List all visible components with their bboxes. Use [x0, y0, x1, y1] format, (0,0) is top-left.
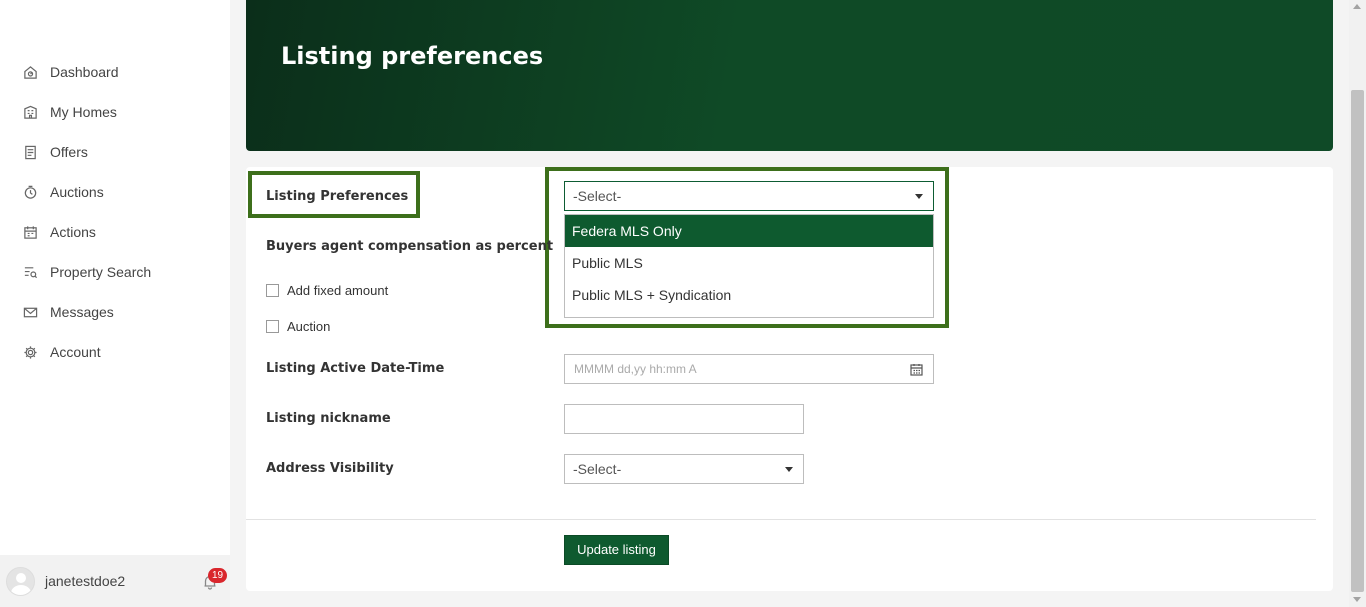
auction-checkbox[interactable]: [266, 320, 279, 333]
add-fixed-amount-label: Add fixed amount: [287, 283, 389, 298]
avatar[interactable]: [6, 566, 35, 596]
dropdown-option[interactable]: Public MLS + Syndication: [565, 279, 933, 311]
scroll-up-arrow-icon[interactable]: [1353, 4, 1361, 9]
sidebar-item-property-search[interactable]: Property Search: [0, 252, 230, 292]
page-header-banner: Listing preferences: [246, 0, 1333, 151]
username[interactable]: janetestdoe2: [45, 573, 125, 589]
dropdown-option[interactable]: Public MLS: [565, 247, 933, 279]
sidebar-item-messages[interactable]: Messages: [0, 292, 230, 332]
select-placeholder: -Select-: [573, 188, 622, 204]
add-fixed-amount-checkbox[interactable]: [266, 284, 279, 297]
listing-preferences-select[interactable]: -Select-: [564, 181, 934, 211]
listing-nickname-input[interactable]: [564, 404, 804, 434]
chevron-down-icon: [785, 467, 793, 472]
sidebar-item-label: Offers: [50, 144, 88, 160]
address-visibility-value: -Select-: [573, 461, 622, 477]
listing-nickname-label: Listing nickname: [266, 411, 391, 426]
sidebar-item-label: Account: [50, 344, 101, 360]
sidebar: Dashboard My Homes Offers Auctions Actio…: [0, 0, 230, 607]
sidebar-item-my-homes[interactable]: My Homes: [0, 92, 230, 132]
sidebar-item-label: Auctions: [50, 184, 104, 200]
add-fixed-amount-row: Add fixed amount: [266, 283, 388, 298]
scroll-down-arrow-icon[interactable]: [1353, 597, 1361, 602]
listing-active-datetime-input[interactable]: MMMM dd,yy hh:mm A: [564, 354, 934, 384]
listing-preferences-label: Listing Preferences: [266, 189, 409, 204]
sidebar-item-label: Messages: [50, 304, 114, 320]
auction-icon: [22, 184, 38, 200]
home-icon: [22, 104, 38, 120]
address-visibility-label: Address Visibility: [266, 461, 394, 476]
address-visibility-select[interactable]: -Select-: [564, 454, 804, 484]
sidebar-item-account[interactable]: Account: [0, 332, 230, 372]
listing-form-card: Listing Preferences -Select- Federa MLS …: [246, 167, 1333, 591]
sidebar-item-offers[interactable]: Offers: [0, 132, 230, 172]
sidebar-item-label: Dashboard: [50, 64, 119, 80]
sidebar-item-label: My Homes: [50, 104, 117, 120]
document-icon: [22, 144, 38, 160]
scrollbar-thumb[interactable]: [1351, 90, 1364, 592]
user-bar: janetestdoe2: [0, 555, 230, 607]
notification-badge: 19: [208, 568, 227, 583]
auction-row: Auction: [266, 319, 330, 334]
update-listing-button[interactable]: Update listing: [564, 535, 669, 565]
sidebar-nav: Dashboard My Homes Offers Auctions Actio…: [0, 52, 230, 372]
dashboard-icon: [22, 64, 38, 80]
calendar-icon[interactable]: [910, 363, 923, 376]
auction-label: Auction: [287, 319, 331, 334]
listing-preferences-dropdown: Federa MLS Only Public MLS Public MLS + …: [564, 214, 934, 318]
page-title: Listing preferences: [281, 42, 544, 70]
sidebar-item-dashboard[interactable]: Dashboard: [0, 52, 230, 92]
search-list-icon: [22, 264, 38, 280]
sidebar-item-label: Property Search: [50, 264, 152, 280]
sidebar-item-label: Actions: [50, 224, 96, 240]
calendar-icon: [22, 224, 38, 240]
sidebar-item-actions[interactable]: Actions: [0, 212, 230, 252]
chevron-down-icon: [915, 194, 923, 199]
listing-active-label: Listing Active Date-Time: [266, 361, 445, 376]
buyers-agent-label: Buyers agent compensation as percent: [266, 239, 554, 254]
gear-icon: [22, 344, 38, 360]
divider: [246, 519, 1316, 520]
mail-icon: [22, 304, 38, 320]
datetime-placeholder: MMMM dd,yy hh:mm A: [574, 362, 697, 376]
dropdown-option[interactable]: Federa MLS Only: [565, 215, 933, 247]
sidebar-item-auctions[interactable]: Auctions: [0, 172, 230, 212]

§ §

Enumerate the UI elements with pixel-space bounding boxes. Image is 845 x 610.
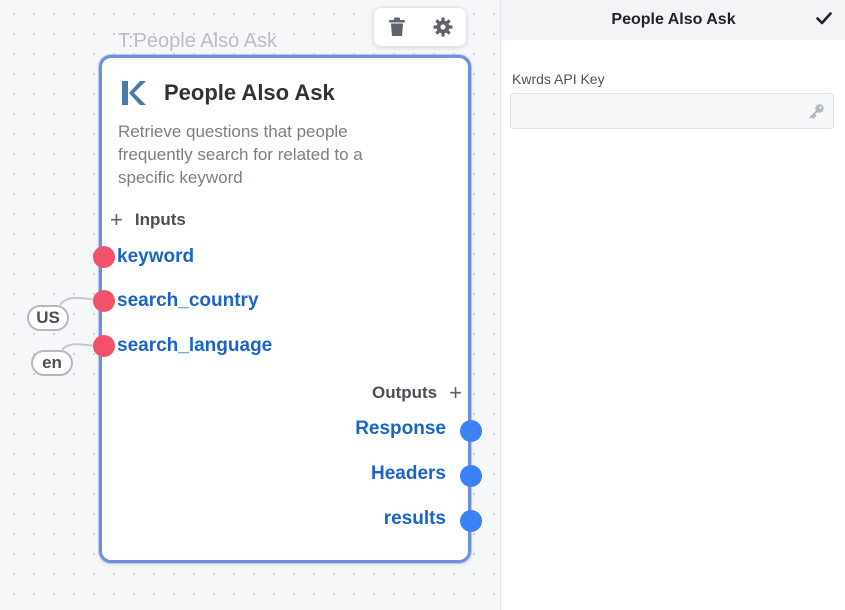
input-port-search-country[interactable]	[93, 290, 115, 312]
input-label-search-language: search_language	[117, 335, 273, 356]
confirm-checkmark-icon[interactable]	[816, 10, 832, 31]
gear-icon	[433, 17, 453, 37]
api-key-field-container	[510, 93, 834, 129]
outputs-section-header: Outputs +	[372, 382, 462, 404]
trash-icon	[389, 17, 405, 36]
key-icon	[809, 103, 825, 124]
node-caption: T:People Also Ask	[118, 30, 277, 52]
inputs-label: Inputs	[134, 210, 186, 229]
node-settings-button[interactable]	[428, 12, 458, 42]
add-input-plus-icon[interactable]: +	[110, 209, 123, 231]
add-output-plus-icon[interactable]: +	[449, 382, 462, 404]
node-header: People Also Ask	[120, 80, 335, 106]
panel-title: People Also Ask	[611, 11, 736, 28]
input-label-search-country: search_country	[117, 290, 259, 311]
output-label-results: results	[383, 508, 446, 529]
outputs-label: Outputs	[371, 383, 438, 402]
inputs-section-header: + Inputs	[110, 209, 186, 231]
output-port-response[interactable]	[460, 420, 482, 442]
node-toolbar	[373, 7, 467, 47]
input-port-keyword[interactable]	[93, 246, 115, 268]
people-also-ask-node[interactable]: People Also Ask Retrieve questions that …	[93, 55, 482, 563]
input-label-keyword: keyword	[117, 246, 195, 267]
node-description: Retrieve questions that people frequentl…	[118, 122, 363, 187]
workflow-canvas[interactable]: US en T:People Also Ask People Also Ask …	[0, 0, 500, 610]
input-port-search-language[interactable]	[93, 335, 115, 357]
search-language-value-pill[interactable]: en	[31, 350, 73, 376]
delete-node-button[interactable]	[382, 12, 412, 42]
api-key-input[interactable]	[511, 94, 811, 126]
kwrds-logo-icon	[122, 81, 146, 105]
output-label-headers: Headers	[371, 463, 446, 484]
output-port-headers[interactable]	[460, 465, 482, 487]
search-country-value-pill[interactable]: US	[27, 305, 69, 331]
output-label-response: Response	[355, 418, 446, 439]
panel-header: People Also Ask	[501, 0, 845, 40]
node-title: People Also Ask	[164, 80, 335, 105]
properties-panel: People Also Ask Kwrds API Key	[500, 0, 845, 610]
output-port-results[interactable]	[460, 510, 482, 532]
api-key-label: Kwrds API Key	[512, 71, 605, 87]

§ §

# [ЗАДАНИЕ]
Верните без изменений строки записей: начните со строки, в которой есть "auction-checkbox[interactable]: [266, 320, 279, 333]", и остановитесь после строки, в которой есть "listing-form-card: Listing Preferences". Обе эти строки тоже включите.

# [ПОЛНЫЙ ОТВЕТ]
auction-checkbox[interactable]: [266, 320, 279, 333]
add-fixed-amount-label: Add fixed amount: [287, 283, 389, 298]
avatar[interactable]: [6, 566, 35, 596]
dropdown-option[interactable]: Public MLS + Syndication: [565, 279, 933, 311]
scroll-up-arrow-icon[interactable]: [1353, 4, 1361, 9]
sidebar-item-property-search[interactable]: Property Search: [0, 252, 230, 292]
page-header-banner: Listing preferences: [246, 0, 1333, 151]
username[interactable]: janetestdoe2: [45, 573, 125, 589]
dropdown-option[interactable]: Public MLS: [565, 247, 933, 279]
sidebar-item-messages[interactable]: Messages: [0, 292, 230, 332]
select-placeholder: -Select-: [573, 188, 622, 204]
add-fixed-amount-checkbox[interactable]: [266, 284, 279, 297]
listing-preferences-select[interactable]: -Select-: [564, 181, 934, 211]
listing-nickname-input[interactable]: [564, 404, 804, 434]
chevron-down-icon: [785, 467, 793, 472]
sidebar-item-label: Offers: [50, 144, 88, 160]
address-visibility-value: -Select-: [573, 461, 622, 477]
listing-nickname-label: Listing nickname: [266, 411, 391, 426]
sidebar-item-label: Account: [50, 344, 101, 360]
sidebar: Dashboard My Homes Offers Auctions Actio…: [0, 0, 230, 607]
sidebar-item-my-homes[interactable]: My Homes: [0, 92, 230, 132]
sidebar-item-label: Auctions: [50, 184, 104, 200]
add-fixed-amount-row: Add fixed amount: [266, 283, 388, 298]
scroll-down-arrow-icon[interactable]: [1353, 597, 1361, 602]
listing-active-datetime-input[interactable]: MMMM dd,yy hh:mm A: [564, 354, 934, 384]
listing-preferences-label: Listing Preferences: [266, 189, 409, 204]
sidebar-item-label: Messages: [50, 304, 114, 320]
auction-icon: [22, 184, 38, 200]
home-icon: [22, 104, 38, 120]
address-visibility-label: Address Visibility: [266, 461, 394, 476]
address-visibility-select[interactable]: -Select-: [564, 454, 804, 484]
sidebar-item-account[interactable]: Account: [0, 332, 230, 372]
listing-form-card: Listing Preferences -Select- Federa MLS …: [246, 167, 1333, 591]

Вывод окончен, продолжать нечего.